Work instructions » Scan the data. Collect each line that contains the word "value".
#### Dataset records ####
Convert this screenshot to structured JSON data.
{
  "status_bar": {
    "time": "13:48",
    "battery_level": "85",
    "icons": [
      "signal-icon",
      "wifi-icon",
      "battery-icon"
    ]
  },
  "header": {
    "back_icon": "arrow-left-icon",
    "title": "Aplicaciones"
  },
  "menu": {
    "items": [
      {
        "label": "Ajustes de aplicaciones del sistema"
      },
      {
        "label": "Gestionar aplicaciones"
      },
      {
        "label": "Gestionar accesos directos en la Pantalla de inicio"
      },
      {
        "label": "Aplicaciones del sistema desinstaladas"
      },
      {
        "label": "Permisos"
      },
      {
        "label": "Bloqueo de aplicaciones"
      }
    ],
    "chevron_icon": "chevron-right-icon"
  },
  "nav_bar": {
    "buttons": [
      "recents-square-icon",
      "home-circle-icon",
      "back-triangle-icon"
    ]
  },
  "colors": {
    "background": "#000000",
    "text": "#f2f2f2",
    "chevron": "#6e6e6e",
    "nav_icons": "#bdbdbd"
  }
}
####
#### Dataset records ####
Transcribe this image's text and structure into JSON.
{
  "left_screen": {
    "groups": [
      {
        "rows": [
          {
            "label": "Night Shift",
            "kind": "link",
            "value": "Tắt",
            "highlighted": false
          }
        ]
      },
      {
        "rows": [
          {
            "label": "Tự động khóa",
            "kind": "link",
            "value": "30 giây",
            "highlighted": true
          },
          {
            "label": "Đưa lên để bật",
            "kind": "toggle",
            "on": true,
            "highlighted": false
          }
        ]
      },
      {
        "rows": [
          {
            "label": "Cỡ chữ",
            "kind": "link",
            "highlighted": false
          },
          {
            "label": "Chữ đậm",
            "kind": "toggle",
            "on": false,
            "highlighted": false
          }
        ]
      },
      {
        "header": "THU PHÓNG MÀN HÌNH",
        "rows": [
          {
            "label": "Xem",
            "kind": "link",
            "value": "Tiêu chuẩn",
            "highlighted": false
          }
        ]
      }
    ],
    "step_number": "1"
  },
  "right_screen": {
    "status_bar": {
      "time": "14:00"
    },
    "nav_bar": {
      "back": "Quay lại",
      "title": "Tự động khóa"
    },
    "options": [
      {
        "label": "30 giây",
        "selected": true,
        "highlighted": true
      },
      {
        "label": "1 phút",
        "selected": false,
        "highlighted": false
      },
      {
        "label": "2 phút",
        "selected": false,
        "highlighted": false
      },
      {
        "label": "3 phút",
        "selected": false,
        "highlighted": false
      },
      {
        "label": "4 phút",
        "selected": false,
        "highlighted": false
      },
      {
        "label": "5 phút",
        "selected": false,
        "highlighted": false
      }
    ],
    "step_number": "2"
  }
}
####
#### Dataset records ####
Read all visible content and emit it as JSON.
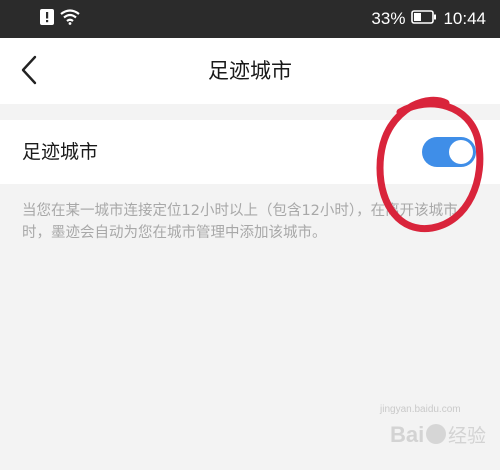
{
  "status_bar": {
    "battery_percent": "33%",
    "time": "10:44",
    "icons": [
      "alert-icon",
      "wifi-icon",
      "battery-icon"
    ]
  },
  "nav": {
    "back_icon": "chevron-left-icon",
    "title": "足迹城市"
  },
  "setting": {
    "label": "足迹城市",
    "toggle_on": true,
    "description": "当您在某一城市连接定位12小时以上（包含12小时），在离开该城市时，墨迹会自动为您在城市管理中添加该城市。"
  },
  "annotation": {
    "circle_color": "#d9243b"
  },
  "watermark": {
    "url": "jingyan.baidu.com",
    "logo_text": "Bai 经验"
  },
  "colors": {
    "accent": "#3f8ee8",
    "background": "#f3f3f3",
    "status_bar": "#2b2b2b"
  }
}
####
The reply »
            "value": "Tắt",
            "value": "30 giây",
            "value": "Tiêu chuẩn",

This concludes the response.